## TASK DESCRIPTION
Whenever a line contains the string "this", copy it out of the entries.

(Structured figure records)

# # #

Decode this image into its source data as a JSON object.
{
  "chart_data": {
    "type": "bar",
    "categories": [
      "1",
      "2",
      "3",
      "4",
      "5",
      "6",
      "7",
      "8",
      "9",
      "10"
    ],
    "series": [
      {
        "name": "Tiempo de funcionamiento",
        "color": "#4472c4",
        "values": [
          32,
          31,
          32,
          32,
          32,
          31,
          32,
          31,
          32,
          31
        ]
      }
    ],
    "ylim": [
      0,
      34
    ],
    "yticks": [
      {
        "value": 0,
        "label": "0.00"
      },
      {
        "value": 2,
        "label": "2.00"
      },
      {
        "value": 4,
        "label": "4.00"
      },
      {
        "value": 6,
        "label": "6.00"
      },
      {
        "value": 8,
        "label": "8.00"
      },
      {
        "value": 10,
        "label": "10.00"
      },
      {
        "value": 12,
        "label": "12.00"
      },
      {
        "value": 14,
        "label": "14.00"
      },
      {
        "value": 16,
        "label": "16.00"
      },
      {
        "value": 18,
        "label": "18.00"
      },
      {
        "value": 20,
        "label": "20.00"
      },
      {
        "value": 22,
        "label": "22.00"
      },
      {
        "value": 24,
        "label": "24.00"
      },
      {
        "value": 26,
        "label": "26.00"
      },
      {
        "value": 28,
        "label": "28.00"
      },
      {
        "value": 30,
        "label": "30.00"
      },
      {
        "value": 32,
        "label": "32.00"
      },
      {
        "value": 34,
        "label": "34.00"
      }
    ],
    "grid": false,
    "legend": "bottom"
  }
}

# # #

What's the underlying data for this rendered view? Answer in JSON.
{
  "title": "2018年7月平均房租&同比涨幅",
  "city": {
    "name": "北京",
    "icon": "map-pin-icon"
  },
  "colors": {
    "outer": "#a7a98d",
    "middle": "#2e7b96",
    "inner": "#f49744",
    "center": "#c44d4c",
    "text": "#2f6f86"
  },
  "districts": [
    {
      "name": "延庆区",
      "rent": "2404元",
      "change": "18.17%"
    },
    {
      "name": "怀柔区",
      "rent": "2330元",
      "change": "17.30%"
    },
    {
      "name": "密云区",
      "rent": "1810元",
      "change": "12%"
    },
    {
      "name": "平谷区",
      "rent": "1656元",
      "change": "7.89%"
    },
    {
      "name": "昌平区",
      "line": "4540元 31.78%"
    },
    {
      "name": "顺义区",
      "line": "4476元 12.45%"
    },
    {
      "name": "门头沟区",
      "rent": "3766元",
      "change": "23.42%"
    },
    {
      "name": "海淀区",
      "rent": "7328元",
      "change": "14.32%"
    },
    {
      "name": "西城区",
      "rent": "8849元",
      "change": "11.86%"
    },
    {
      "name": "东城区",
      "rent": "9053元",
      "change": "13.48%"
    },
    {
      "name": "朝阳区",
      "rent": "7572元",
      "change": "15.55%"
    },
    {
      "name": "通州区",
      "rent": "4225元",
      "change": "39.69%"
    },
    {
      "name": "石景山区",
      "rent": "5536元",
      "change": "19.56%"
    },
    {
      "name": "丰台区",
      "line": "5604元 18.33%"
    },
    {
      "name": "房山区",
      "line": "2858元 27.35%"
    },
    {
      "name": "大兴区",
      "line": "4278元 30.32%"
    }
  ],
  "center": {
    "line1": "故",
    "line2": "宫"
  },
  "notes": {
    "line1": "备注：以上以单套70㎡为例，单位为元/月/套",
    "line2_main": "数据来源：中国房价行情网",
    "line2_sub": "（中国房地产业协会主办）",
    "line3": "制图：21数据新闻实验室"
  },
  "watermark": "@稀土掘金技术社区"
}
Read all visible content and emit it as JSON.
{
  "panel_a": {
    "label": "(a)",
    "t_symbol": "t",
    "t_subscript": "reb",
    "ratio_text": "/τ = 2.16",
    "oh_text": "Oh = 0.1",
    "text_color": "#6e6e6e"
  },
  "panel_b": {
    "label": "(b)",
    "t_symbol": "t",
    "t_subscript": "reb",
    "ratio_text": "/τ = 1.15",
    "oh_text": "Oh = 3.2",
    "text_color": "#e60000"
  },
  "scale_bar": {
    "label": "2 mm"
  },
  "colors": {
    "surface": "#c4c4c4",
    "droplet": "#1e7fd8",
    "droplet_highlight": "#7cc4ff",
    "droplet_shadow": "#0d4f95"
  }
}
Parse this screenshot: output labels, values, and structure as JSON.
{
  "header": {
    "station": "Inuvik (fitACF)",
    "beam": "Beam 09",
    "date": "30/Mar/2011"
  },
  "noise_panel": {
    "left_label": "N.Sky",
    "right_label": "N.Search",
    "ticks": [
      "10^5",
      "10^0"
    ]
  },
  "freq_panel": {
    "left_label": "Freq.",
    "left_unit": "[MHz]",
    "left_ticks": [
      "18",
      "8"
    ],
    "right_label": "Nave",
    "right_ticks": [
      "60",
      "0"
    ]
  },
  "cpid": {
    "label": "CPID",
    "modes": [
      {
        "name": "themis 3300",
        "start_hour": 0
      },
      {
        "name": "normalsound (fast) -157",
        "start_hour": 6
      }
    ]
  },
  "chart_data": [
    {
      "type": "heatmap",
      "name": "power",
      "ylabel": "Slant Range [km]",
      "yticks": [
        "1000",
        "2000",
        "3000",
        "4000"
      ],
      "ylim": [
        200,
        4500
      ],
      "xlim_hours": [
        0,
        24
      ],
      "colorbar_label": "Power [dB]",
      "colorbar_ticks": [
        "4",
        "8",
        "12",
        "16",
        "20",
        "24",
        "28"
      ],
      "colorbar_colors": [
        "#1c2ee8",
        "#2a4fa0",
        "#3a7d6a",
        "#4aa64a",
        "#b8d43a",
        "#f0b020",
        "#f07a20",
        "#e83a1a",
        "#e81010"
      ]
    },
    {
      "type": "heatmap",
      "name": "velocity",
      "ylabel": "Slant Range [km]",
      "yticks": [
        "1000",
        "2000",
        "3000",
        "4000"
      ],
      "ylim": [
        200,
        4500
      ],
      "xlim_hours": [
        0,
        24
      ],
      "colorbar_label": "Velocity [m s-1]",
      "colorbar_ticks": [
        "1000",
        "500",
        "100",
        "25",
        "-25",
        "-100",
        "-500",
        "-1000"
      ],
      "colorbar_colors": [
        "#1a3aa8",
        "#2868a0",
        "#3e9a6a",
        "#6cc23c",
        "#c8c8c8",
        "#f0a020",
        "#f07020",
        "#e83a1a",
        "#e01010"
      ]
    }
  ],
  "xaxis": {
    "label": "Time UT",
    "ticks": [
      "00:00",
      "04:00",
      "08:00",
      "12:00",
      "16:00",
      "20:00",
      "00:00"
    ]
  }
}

# # #

## TASK OUTPUT
Decode this image into its source data as a JSON object.
What's the underlying data for this rendered view? Answer in JSON.
Parse this screenshot: output labels, values, and structure as JSON.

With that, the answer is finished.